Record excerpts -
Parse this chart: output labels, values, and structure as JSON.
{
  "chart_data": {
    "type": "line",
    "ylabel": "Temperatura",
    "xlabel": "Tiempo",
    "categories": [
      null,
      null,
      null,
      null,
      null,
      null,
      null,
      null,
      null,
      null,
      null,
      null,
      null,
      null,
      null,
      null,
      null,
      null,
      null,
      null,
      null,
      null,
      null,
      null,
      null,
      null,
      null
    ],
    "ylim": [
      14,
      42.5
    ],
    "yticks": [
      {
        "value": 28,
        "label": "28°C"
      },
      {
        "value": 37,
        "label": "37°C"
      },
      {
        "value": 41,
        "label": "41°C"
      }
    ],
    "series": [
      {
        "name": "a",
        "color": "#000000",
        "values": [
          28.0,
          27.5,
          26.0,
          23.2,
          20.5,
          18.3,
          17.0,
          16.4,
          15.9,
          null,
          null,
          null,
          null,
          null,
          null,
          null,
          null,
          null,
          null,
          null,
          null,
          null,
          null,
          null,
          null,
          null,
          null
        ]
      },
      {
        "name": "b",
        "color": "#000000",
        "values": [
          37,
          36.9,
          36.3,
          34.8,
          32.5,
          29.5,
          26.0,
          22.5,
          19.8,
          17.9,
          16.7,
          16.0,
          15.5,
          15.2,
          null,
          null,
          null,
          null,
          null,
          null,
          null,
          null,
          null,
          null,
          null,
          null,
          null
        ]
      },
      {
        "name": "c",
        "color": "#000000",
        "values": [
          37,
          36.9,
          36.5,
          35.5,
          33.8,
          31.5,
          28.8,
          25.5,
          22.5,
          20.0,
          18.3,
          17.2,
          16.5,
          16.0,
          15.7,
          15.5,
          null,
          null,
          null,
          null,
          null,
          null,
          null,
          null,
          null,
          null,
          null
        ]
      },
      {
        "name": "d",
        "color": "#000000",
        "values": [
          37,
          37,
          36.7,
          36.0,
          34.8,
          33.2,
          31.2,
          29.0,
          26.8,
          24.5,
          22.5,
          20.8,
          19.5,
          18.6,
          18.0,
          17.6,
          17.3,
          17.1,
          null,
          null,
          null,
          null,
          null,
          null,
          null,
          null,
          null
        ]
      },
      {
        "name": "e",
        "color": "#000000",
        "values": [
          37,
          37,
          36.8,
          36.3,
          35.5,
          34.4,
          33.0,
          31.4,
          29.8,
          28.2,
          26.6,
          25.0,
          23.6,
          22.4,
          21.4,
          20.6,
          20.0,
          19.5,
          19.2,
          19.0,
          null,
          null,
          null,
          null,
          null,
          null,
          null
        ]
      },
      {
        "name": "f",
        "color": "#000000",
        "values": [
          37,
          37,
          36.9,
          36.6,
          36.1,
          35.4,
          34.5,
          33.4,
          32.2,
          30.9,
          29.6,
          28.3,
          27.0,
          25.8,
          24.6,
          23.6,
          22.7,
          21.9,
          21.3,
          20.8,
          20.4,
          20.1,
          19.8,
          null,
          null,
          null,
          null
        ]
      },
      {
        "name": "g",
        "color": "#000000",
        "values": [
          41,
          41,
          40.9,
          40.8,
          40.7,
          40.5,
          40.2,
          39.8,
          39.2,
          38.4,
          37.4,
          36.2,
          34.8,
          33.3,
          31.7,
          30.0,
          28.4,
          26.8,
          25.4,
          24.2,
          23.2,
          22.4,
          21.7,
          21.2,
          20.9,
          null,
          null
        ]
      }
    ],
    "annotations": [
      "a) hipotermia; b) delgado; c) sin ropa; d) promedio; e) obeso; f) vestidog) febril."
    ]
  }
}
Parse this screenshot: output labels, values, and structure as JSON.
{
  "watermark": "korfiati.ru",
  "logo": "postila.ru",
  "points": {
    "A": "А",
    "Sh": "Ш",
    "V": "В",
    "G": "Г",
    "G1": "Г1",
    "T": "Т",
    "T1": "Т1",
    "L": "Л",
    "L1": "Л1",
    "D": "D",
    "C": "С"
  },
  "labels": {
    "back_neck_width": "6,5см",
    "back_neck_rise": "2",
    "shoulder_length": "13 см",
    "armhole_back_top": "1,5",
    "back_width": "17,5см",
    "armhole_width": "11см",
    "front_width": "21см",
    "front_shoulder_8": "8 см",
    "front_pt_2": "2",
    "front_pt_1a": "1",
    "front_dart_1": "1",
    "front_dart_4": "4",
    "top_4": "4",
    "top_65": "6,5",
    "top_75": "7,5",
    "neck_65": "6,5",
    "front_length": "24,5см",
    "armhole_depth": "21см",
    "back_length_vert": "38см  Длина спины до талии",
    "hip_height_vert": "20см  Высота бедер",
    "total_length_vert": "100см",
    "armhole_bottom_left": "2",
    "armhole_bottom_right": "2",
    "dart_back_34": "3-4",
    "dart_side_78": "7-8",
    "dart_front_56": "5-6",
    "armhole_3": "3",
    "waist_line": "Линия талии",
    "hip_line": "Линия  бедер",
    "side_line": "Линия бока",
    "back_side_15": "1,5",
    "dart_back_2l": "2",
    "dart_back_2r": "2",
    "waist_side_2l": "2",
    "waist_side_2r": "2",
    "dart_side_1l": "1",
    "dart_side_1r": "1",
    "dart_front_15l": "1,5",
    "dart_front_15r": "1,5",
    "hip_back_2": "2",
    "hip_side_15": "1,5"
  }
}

Written exercise - Each line that has the word "бедер" counts once. How many such lines are in the data? Give the number alone.

Reply to the exercise - 2